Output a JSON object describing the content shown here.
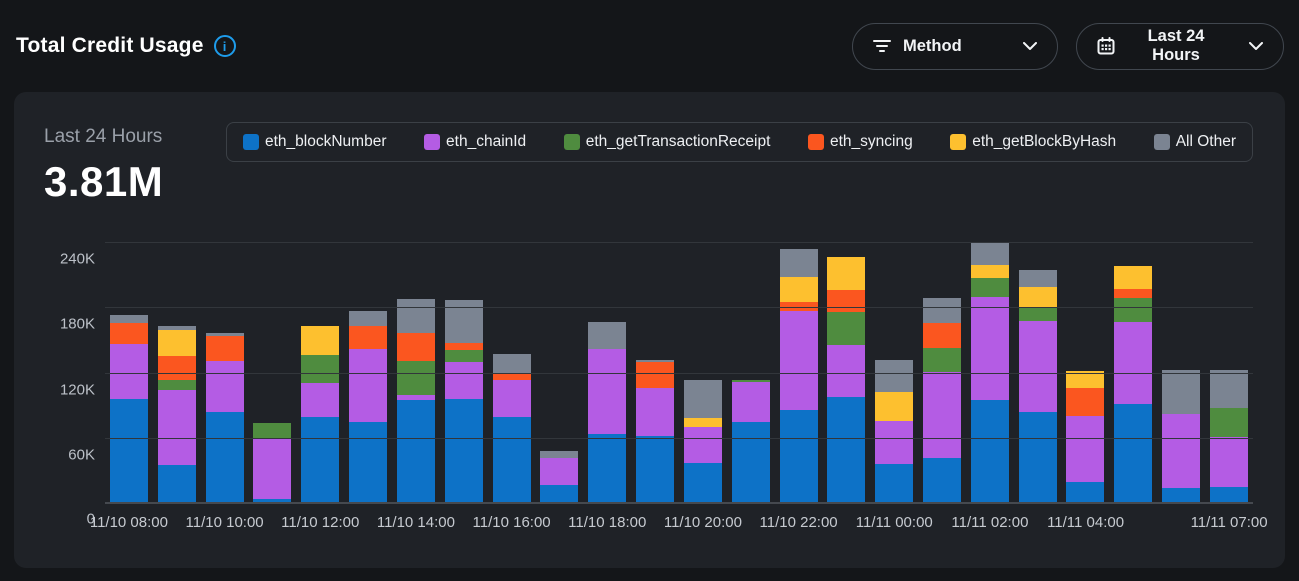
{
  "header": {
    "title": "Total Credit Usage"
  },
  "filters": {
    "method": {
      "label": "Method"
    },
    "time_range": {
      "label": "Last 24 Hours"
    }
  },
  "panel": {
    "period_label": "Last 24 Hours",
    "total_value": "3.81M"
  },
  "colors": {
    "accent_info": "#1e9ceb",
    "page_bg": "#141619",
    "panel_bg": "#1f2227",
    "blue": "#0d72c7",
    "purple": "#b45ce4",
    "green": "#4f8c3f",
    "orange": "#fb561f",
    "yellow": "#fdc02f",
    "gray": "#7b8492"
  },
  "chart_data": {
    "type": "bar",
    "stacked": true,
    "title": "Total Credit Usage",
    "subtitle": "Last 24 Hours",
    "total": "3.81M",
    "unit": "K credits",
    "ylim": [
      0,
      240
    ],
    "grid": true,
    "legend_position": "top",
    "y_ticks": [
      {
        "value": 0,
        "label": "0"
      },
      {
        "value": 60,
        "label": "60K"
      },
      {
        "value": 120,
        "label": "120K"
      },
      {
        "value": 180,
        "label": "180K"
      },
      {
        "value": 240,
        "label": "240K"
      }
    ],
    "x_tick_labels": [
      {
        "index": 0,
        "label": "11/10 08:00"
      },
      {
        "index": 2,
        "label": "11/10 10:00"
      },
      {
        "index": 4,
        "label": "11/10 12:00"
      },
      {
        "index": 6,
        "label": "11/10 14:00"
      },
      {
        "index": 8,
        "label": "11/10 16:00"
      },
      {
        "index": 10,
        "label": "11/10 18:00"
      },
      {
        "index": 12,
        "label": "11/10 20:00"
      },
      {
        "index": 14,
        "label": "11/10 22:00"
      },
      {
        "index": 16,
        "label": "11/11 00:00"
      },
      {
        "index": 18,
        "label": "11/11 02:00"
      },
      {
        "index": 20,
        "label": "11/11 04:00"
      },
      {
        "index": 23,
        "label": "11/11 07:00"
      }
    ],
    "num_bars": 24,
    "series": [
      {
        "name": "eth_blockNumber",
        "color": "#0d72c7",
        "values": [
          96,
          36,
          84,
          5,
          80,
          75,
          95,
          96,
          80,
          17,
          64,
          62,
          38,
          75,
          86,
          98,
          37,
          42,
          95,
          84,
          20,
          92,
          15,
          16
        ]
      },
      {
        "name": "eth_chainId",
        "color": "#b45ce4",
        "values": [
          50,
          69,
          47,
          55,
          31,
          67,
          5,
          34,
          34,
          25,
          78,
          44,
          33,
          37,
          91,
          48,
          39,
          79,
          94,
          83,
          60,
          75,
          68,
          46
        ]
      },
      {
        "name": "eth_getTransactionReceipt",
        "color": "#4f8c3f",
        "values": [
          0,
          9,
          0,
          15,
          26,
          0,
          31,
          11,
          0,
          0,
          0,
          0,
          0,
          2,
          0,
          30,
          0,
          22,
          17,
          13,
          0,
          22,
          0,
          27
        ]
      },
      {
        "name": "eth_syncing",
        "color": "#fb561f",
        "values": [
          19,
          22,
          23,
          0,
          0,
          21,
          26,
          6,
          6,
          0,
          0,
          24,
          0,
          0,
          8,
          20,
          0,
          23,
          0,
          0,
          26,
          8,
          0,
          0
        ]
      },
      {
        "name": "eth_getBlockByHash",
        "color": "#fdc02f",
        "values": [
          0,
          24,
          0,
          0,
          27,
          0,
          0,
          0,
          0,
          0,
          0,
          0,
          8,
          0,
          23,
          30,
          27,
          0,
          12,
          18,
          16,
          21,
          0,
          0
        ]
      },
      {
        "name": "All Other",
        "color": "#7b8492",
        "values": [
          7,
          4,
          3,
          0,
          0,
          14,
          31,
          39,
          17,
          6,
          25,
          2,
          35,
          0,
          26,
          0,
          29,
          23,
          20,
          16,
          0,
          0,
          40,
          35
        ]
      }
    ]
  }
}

§ §

### WRITTEN PROBLEM
Can you retype every record above exactly, leaving out the pictures?

### SOLUTION TO THIS PROBLEM
Output a JSON object describing the content shown here.
{
  "header": {
    "title": "Total Credit Usage"
  },
  "filters": {
    "method": {
      "label": "Method"
    },
    "time_range": {
      "label": "Last 24 Hours"
    }
  },
  "panel": {
    "period_label": "Last 24 Hours",
    "total_value": "3.81M"
  },
  "colors": {
    "accent_info": "#1e9ceb",
    "page_bg": "#141619",
    "panel_bg": "#1f2227",
    "blue": "#0d72c7",
    "purple": "#b45ce4",
    "green": "#4f8c3f",
    "orange": "#fb561f",
    "yellow": "#fdc02f",
    "gray": "#7b8492"
  },
  "chart_data": {
    "type": "bar",
    "stacked": true,
    "title": "Total Credit Usage",
    "subtitle": "Last 24 Hours",
    "total": "3.81M",
    "unit": "K credits",
    "ylim": [
      0,
      240
    ],
    "grid": true,
    "legend_position": "top",
    "y_ticks": [
      {
        "value": 0,
        "label": "0"
      },
      {
        "value": 60,
        "label": "60K"
      },
      {
        "value": 120,
        "label": "120K"
      },
      {
        "value": 180,
        "label": "180K"
      },
      {
        "value": 240,
        "label": "240K"
      }
    ],
    "x_tick_labels": [
      {
        "index": 0,
        "label": "11/10 08:00"
      },
      {
        "index": 2,
        "label": "11/10 10:00"
      },
      {
        "index": 4,
        "label": "11/10 12:00"
      },
      {
        "index": 6,
        "label": "11/10 14:00"
      },
      {
        "index": 8,
        "label": "11/10 16:00"
      },
      {
        "index": 10,
        "label": "11/10 18:00"
      },
      {
        "index": 12,
        "label": "11/10 20:00"
      },
      {
        "index": 14,
        "label": "11/10 22:00"
      },
      {
        "index": 16,
        "label": "11/11 00:00"
      },
      {
        "index": 18,
        "label": "11/11 02:00"
      },
      {
        "index": 20,
        "label": "11/11 04:00"
      },
      {
        "index": 23,
        "label": "11/11 07:00"
      }
    ],
    "num_bars": 24,
    "series": [
      {
        "name": "eth_blockNumber",
        "color": "#0d72c7",
        "values": [
          96,
          36,
          84,
          5,
          80,
          75,
          95,
          96,
          80,
          17,
          64,
          62,
          38,
          75,
          86,
          98,
          37,
          42,
          95,
          84,
          20,
          92,
          15,
          16
        ]
      },
      {
        "name": "eth_chainId",
        "color": "#b45ce4",
        "values": [
          50,
          69,
          47,
          55,
          31,
          67,
          5,
          34,
          34,
          25,
          78,
          44,
          33,
          37,
          91,
          48,
          39,
          79,
          94,
          83,
          60,
          75,
          68,
          46
        ]
      },
      {
        "name": "eth_getTransactionReceipt",
        "color": "#4f8c3f",
        "values": [
          0,
          9,
          0,
          15,
          26,
          0,
          31,
          11,
          0,
          0,
          0,
          0,
          0,
          2,
          0,
          30,
          0,
          22,
          17,
          13,
          0,
          22,
          0,
          27
        ]
      },
      {
        "name": "eth_syncing",
        "color": "#fb561f",
        "values": [
          19,
          22,
          23,
          0,
          0,
          21,
          26,
          6,
          6,
          0,
          0,
          24,
          0,
          0,
          8,
          20,
          0,
          23,
          0,
          0,
          26,
          8,
          0,
          0
        ]
      },
      {
        "name": "eth_getBlockByHash",
        "color": "#fdc02f",
        "values": [
          0,
          24,
          0,
          0,
          27,
          0,
          0,
          0,
          0,
          0,
          0,
          0,
          8,
          0,
          23,
          30,
          27,
          0,
          12,
          18,
          16,
          21,
          0,
          0
        ]
      },
      {
        "name": "All Other",
        "color": "#7b8492",
        "values": [
          7,
          4,
          3,
          0,
          0,
          14,
          31,
          39,
          17,
          6,
          25,
          2,
          35,
          0,
          26,
          0,
          29,
          23,
          20,
          16,
          0,
          0,
          40,
          35
        ]
      }
    ]
  }
}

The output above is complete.